**EXERCISE INSTRUCTIONS**
In the text on asking the right questions, condense the paragraph that begins "For every level of perspective" into one shorter sentence that keeps its main facts.

The Right Questions
One of the most underrated mental models is the ability to ask the right questions.
For every level of perspective or situation, you can connect a set of questions you should keep in mind by default. These default questions serve as a mental framework that activates automatically when you find yourself in familiar contexts.
Default Questions for Common Situations
When you find yourself in a moment where you want to do something but don't know what to do, this is a good time to revisit and keep in the background questions related to priorities:
- What can I do to create value? - Maybe with the right approach, releasing a mini-feature, starting a small project, or improving something that matters?
- What can I do to create margin? - What actions would give you more breathing room, more flexibility, more options?
- What can I do to gain time? - Which activities would save you time in the future or create systems that free up mental space?
These questions help break the paralysis of not knowing what to do. They're not about finding the perfect answer, but about finding something that moves you forward in a meaningful direction.
How can you improve your ability to ask good questions?
No matter what topic we're dealing with or what problem we face, one of the first approaches should be:
- In this situation, what questions should I ask myself?
- What would give me the most leverage based on my current skills?
How can you improve the quality of your days? How can you become more efficient and spend less time at work?
What do you need to get a remote job?
- English and communication skills
- Ability to sell yourself
- System design knowledge
- Strong coding fundamentals
- A standout project on GitHub (or something that makes a difference)

**AVAILABLE DATA**
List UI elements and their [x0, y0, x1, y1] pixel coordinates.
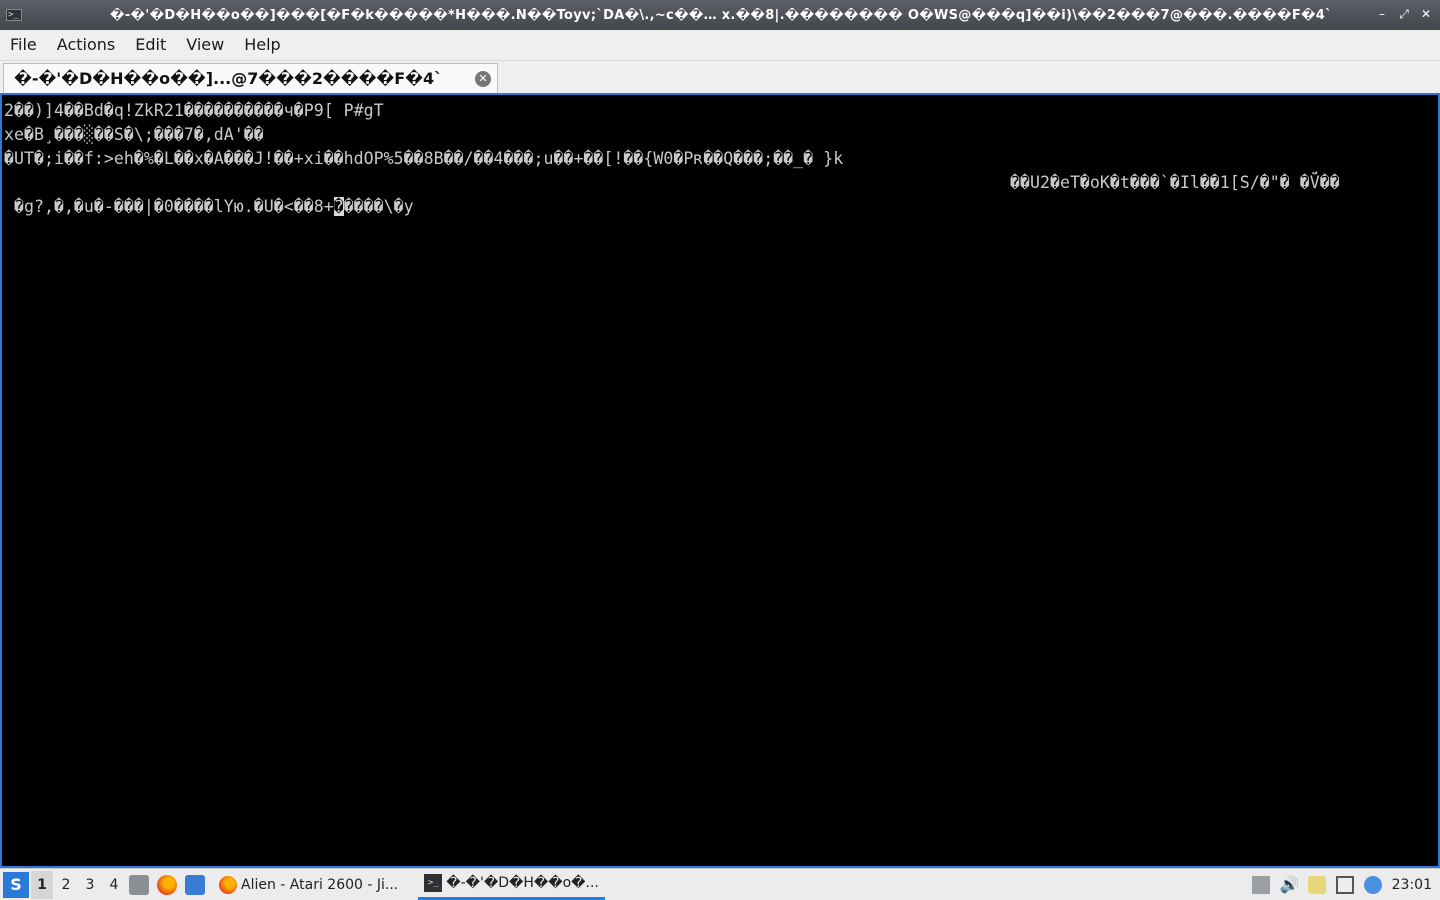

**OUTPUT BELOW**
Every level of perspective or situation can have its own set of default questions, which form a mental framework that switches on automatically in familiar contexts.